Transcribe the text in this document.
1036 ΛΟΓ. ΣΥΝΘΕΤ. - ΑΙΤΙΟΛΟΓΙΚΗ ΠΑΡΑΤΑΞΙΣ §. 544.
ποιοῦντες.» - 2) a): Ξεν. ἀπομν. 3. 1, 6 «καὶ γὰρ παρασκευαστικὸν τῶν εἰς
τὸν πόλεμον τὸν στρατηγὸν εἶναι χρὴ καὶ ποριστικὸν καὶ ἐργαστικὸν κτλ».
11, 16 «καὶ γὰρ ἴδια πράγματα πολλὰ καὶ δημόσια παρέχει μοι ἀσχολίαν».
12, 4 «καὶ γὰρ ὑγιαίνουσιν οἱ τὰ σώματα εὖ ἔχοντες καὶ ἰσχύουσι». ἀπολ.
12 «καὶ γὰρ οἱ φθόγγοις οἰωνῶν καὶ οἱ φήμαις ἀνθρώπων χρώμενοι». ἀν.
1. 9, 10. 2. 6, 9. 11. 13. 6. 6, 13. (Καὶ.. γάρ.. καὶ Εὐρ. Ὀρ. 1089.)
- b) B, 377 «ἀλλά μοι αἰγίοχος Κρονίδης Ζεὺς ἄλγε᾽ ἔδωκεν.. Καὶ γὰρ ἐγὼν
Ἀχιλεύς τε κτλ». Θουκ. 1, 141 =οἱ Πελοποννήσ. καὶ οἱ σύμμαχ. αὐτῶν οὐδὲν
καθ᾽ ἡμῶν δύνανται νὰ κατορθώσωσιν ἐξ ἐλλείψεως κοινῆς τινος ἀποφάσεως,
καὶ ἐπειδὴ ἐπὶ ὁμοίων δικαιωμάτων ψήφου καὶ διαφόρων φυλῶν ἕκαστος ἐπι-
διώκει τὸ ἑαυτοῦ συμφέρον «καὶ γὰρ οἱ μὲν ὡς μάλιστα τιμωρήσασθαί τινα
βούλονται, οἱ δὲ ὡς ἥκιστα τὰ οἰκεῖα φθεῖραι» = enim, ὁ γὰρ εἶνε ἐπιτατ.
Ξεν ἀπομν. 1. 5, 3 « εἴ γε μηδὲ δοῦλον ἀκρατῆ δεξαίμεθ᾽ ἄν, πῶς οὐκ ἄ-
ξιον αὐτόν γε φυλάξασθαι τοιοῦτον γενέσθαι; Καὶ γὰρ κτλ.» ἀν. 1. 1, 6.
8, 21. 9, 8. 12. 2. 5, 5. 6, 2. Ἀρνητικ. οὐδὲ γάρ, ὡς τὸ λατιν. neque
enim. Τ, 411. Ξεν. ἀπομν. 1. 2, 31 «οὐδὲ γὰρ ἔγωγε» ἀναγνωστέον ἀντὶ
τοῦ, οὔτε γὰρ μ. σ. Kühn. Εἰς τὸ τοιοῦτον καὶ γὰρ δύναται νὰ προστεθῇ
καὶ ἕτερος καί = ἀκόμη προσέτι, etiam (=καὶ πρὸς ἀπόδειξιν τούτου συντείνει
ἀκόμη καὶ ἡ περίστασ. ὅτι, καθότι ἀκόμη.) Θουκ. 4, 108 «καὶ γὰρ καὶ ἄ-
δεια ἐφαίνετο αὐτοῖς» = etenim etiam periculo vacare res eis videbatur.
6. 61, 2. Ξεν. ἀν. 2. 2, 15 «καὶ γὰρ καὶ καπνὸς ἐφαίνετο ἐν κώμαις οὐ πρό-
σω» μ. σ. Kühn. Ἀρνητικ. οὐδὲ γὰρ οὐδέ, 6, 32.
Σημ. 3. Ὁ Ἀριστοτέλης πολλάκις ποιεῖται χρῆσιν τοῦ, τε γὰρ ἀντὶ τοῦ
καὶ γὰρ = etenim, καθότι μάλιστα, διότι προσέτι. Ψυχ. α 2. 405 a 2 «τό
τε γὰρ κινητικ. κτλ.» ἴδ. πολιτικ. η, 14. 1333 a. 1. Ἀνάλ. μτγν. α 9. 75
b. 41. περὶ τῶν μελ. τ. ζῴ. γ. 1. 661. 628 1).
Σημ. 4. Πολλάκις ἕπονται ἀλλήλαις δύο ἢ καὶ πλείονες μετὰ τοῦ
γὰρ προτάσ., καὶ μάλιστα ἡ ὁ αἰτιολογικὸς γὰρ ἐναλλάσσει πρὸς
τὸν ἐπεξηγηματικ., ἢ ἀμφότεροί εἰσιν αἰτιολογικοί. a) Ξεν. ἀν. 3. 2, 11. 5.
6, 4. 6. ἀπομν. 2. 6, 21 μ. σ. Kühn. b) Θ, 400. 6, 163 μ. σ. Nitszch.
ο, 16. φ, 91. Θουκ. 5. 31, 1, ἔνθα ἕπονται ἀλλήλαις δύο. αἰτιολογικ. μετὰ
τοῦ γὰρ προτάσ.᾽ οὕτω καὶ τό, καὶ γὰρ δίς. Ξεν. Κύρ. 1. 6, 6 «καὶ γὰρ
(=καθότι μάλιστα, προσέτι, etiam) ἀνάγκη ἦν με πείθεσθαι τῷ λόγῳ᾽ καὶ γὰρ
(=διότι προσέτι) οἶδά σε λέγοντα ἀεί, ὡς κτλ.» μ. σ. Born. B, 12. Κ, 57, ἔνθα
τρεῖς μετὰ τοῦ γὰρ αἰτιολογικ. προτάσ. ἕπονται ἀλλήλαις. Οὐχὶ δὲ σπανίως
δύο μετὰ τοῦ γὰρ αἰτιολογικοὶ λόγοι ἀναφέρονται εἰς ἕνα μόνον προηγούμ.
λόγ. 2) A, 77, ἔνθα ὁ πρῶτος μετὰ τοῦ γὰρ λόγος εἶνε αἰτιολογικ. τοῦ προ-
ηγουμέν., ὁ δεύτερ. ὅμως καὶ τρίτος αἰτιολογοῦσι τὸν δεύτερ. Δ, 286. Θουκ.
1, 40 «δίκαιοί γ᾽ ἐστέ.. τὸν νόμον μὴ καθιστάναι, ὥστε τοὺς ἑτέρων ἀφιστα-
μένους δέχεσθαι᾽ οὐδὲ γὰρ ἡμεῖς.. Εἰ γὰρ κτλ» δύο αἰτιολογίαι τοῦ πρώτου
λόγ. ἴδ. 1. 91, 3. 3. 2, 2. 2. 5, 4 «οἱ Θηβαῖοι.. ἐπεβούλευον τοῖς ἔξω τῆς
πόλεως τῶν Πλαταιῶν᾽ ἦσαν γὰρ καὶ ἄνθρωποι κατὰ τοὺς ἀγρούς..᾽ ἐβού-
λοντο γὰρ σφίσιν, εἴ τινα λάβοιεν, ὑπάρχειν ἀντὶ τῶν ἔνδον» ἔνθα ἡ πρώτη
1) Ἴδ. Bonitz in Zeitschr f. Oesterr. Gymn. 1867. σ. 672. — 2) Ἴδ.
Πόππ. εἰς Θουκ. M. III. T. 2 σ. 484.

________________

## [Exercise objective]
Repeat the entries shown above, every one, word for word.

## [Exercise answer]
Transcribe the text in this document.
1036 ΛΟΓ. ΣΥΝΘΕΤ. - ΑΙΤΙΟΛΟΓΙΚΗ ΠΑΡΑΤΑΞΙΣ §. 544.
ποιοῦντες.» - 2) a): Ξεν. ἀπομν. 3. 1, 6 «καὶ γὰρ παρασκευαστικὸν τῶν εἰς
τὸν πόλεμον τὸν στρατηγὸν εἶναι χρὴ καὶ ποριστικὸν καὶ ἐργαστικὸν κτλ».
11, 16 «καὶ γὰρ ἴδια πράγματα πολλὰ καὶ δημόσια παρέχει μοι ἀσχολίαν».
12, 4 «καὶ γὰρ ὑγιαίνουσιν οἱ τὰ σώματα εὖ ἔχοντες καὶ ἰσχύουσι». ἀπολ.
12 «καὶ γὰρ οἱ φθόγγοις οἰωνῶν καὶ οἱ φήμαις ἀνθρώπων χρώμενοι». ἀν.
1. 9, 10. 2. 6, 9. 11. 13. 6. 6, 13. (Καὶ.. γάρ.. καὶ Εὐρ. Ὀρ. 1089.)
- b) B, 377 «ἀλλά μοι αἰγίοχος Κρονίδης Ζεὺς ἄλγε᾽ ἔδωκεν.. Καὶ γὰρ ἐγὼν
Ἀχιλεύς τε κτλ». Θουκ. 1, 141 =οἱ Πελοποννήσ. καὶ οἱ σύμμαχ. αὐτῶν οὐδὲν
καθ᾽ ἡμῶν δύνανται νὰ κατορθώσωσιν ἐξ ἐλλείψεως κοινῆς τινος ἀποφάσεως,
καὶ ἐπειδὴ ἐπὶ ὁμοίων δικαιωμάτων ψήφου καὶ διαφόρων φυλῶν ἕκαστος ἐπι-
διώκει τὸ ἑαυτοῦ συμφέρον «καὶ γὰρ οἱ μὲν ὡς μάλιστα τιμωρήσασθαί τινα
βούλονται, οἱ δὲ ὡς ἥκιστα τὰ οἰκεῖα φθεῖραι» = enim, ὁ γὰρ εἶνε ἐπιτατ.
Ξεν ἀπομν. 1. 5, 3 « εἴ γε μηδὲ δοῦλον ἀκρατῆ δεξαίμεθ᾽ ἄν, πῶς οὐκ ἄ-
ξιον αὐτόν γε φυλάξασθαι τοιοῦτον γενέσθαι; Καὶ γὰρ κτλ.» ἀν. 1. 1, 6.
8, 21. 9, 8. 12. 2. 5, 5. 6, 2. Ἀρνητικ. οὐδὲ γάρ, ὡς τὸ λατιν. neque
enim. Τ, 411. Ξεν. ἀπομν. 1. 2, 31 «οὐδὲ γὰρ ἔγωγε» ἀναγνωστέον ἀντὶ
τοῦ, οὔτε γὰρ μ. σ. Kühn. Εἰς τὸ τοιοῦτον καὶ γὰρ δύναται νὰ προστεθῇ
καὶ ἕτερος καί = ἀκόμη προσέτι, etiam (=καὶ πρὸς ἀπόδειξιν τούτου συντείνει
ἀκόμη καὶ ἡ περίστασ. ὅτι, καθότι ἀκόμη.) Θουκ. 4, 108 «καὶ γὰρ καὶ ἄ-
δεια ἐφαίνετο αὐτοῖς» = etenim etiam periculo vacare res eis videbatur.
6. 61, 2. Ξεν. ἀν. 2. 2, 15 «καὶ γὰρ καὶ καπνὸς ἐφαίνετο ἐν κώμαις οὐ πρό-
σω» μ. σ. Kühn. Ἀρνητικ. οὐδὲ γὰρ οὐδέ, 6, 32.
Σημ. 3. Ὁ Ἀριστοτέλης πολλάκις ποιεῖται χρῆσιν τοῦ, τε γὰρ ἀντὶ τοῦ
καὶ γὰρ = etenim, καθότι μάλιστα, διότι προσέτι. Ψυχ. α 2. 405 a 2 «τό
τε γὰρ κινητικ. κτλ.» ἴδ. πολιτικ. η, 14. 1333 a. 1. Ἀνάλ. μτγν. α 9. 75
b. 41. περὶ τῶν μελ. τ. ζῴ. γ. 1. 661. 628 1).
Σημ. 4. Πολλάκις ἕπονται ἀλλήλαις δύο ἢ καὶ πλείονες μετὰ τοῦ
γὰρ προτάσ., καὶ μάλιστα ἡ ὁ αἰτιολογικὸς γὰρ ἐναλλάσσει πρὸς
τὸν ἐπεξηγηματικ., ἢ ἀμφότεροί εἰσιν αἰτιολογικοί. a) Ξεν. ἀν. 3. 2, 11. 5.
6, 4. 6. ἀπομν. 2. 6, 21 μ. σ. Kühn. b) Θ, 400. 6, 163 μ. σ. Nitszch.
ο, 16. φ, 91. Θουκ. 5. 31, 1, ἔνθα ἕπονται ἀλλήλαις δύο. αἰτιολογικ. μετὰ
τοῦ γὰρ προτάσ.᾽ οὕτω καὶ τό, καὶ γὰρ δίς. Ξεν. Κύρ. 1. 6, 6 «καὶ γὰρ
(=καθότι μάλιστα, προσέτι, etiam) ἀνάγκη ἦν με πείθεσθαι τῷ λόγῳ᾽ καὶ γὰρ
(=διότι προσέτι) οἶδά σε λέγοντα ἀεί, ὡς κτλ.» μ. σ. Born. B, 12. Κ, 57, ἔνθα
τρεῖς μετὰ τοῦ γὰρ αἰτιολογικ. προτάσ. ἕπονται ἀλλήλαις. Οὐχὶ δὲ σπανίως
δύο μετὰ τοῦ γὰρ αἰτιολογικοὶ λόγοι ἀναφέρονται εἰς ἕνα μόνον προηγούμ.
λόγ. 2) A, 77, ἔνθα ὁ πρῶτος μετὰ τοῦ γὰρ λόγος εἶνε αἰτιολογικ. τοῦ προ-
ηγουμέν., ὁ δεύτερ. ὅμως καὶ τρίτος αἰτιολογοῦσι τὸν δεύτερ. Δ, 286. Θουκ.
1, 40 «δίκαιοί γ᾽ ἐστέ.. τὸν νόμον μὴ καθιστάναι, ὥστε τοὺς ἑτέρων ἀφιστα-
μένους δέχεσθαι᾽ οὐδὲ γὰρ ἡμεῖς.. Εἰ γὰρ κτλ» δύο αἰτιολογίαι τοῦ πρώτου
λόγ. ἴδ. 1. 91, 3. 3. 2, 2. 2. 5, 4 «οἱ Θηβαῖοι.. ἐπεβούλευον τοῖς ἔξω τῆς
πόλεως τῶν Πλαταιῶν᾽ ἦσαν γὰρ καὶ ἄνθρωποι κατὰ τοὺς ἀγρούς..᾽ ἐβού-
λοντο γὰρ σφίσιν, εἴ τινα λάβοιεν, ὑπάρχειν ἀντὶ τῶν ἔνδον» ἔνθα ἡ πρώτη
1) Ἴδ. Bonitz in Zeitschr f. Oesterr. Gymn. 1867. σ. 672. — 2) Ἴδ.
Πόππ. εἰς Θουκ. M. III. T. 2 σ. 484.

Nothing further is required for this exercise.